▸ Material supplied

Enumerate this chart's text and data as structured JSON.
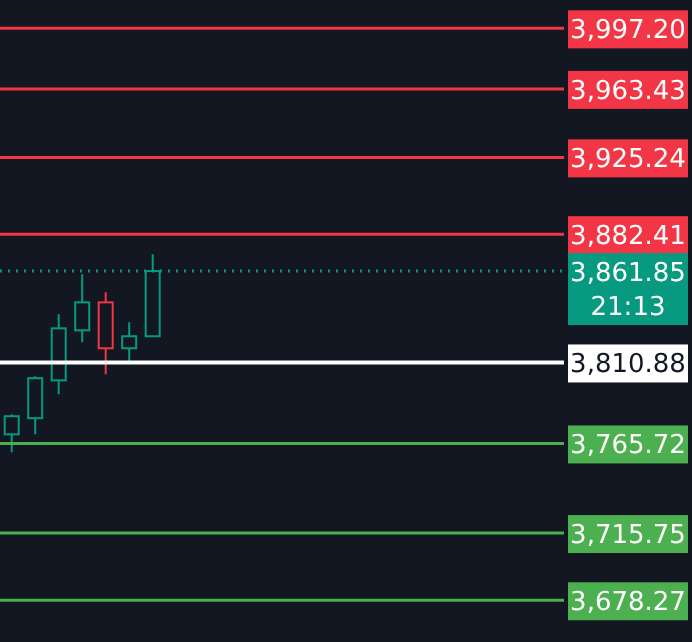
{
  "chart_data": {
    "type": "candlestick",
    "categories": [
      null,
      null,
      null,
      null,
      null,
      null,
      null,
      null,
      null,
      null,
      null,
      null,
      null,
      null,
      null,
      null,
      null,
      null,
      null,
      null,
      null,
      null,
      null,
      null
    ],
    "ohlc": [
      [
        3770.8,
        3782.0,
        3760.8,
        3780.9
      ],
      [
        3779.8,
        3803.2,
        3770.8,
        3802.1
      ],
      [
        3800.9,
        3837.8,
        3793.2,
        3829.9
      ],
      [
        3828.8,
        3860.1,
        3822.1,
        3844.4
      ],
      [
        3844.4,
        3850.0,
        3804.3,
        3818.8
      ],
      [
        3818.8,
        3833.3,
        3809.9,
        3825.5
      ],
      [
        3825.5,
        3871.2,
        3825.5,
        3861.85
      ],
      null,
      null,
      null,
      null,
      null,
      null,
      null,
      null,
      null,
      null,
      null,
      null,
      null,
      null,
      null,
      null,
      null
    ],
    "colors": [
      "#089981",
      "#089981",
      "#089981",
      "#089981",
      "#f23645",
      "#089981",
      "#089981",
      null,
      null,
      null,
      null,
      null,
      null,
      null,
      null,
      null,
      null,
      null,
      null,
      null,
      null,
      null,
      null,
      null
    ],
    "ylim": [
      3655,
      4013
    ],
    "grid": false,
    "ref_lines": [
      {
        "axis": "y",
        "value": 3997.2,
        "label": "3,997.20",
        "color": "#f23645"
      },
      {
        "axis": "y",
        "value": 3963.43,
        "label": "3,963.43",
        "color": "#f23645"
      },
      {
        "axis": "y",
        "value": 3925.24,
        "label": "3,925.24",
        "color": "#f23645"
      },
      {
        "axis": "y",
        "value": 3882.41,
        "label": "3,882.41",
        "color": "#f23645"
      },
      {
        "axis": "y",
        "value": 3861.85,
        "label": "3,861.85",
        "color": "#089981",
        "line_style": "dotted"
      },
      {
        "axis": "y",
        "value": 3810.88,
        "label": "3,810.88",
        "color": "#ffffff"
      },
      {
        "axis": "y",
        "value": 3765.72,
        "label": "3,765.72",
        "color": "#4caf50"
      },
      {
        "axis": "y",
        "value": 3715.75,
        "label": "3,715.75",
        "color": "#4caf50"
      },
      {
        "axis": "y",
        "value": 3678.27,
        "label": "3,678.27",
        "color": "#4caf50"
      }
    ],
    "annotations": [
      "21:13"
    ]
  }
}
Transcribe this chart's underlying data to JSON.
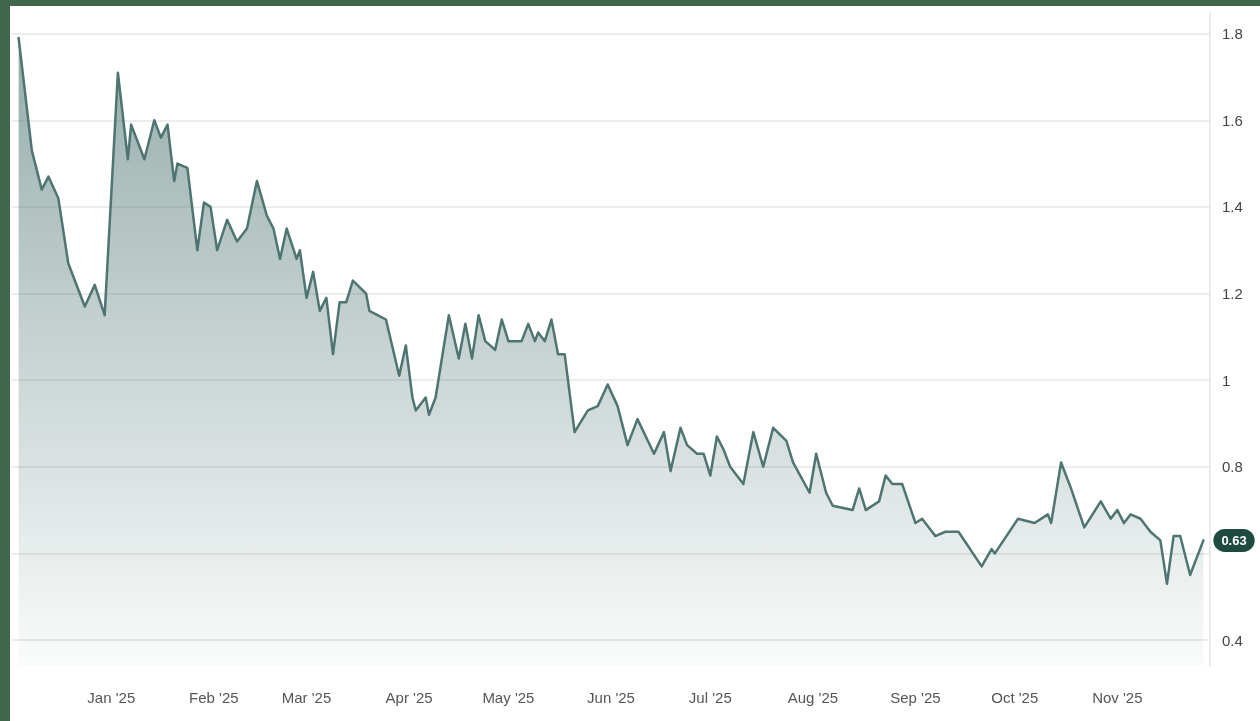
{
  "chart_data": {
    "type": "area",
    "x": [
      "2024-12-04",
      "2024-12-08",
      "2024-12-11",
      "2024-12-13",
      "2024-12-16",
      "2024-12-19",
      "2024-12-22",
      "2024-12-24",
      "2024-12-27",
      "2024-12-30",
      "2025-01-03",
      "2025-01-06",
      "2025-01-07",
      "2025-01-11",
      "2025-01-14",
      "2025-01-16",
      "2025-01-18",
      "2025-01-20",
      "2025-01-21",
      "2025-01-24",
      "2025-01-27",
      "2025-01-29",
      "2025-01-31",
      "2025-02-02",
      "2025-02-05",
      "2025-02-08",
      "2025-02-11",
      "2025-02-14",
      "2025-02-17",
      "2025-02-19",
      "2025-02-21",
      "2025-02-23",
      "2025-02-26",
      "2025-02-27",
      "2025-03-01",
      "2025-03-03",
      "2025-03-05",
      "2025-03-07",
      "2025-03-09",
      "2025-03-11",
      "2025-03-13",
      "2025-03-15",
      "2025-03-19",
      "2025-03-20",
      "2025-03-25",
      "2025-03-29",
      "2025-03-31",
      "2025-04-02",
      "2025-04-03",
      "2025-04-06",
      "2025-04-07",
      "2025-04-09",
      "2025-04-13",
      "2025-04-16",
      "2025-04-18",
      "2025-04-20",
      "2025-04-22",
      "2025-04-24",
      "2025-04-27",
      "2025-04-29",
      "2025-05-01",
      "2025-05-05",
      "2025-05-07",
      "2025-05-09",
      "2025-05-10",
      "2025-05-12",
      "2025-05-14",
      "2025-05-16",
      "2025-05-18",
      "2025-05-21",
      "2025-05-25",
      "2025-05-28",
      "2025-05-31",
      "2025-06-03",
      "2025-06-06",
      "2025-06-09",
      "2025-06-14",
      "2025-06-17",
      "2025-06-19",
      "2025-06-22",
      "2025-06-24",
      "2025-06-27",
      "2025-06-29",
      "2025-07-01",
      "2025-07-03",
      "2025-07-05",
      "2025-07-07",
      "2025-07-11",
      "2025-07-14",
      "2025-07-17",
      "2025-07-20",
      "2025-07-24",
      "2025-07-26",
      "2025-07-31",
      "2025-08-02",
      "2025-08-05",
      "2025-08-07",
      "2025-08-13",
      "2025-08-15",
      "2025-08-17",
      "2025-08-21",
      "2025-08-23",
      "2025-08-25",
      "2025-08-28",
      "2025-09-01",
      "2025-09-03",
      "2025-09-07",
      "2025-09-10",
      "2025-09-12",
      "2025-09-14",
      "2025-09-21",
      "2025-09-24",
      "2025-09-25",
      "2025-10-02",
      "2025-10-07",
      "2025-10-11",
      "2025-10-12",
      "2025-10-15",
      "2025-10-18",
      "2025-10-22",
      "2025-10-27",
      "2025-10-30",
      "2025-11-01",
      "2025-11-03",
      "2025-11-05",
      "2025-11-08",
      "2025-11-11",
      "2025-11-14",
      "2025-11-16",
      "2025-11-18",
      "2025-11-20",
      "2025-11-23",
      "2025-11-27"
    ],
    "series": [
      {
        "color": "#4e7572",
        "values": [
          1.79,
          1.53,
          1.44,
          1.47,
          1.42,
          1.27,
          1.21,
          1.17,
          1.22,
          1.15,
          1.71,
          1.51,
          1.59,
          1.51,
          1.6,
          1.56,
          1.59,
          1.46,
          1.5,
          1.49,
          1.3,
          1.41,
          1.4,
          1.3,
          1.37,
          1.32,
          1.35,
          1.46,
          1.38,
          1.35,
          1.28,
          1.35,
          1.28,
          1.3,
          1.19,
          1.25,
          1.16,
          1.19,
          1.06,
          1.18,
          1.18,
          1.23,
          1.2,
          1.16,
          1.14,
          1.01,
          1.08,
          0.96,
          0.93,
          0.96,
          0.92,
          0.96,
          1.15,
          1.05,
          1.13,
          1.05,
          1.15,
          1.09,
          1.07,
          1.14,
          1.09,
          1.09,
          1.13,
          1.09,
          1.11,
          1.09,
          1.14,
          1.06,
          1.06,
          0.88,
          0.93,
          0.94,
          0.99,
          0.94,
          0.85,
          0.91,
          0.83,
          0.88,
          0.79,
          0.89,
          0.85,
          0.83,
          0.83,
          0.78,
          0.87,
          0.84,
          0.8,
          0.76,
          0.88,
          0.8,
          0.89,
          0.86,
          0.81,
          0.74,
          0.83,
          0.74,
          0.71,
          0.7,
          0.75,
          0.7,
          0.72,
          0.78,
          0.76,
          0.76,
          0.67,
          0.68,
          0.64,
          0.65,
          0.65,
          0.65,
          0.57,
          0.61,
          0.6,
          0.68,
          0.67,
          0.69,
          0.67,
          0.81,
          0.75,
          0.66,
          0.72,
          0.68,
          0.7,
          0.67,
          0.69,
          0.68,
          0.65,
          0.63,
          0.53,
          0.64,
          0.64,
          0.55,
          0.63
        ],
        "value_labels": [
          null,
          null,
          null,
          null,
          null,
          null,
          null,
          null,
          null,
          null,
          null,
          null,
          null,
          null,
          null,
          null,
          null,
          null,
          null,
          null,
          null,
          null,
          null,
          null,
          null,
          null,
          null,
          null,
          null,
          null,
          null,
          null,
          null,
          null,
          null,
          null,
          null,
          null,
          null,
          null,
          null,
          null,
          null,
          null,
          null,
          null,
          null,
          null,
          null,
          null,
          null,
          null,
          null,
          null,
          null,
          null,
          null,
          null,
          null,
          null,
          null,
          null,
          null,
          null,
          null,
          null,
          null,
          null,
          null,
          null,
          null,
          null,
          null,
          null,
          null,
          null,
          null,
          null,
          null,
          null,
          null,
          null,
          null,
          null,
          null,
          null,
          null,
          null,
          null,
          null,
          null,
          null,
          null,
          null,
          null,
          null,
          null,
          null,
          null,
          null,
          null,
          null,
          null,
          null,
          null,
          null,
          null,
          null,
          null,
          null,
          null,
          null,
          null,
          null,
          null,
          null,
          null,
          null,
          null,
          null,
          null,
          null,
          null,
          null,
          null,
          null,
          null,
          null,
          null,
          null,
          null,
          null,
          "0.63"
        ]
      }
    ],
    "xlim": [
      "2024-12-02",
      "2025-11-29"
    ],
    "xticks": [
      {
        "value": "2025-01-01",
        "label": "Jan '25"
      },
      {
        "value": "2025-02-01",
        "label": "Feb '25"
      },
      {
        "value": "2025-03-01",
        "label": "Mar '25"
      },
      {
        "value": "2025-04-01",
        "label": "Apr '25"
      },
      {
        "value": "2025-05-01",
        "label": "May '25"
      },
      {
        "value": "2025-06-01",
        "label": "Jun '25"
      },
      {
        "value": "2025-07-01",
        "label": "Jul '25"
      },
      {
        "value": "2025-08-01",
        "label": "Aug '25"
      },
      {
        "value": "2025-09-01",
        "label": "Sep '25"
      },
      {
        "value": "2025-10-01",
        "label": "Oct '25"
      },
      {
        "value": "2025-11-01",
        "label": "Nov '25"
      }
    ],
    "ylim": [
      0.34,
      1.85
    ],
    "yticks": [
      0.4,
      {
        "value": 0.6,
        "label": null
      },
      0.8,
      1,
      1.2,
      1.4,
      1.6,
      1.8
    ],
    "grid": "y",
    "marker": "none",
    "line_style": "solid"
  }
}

▸ Work instructions
Within the material above, find the lines that contain the word "JSON"; copy them.

▸ Exercise output
Enumerate this chart's text and data as structured JSON.
Transcribe this chart's underlying data to JSON.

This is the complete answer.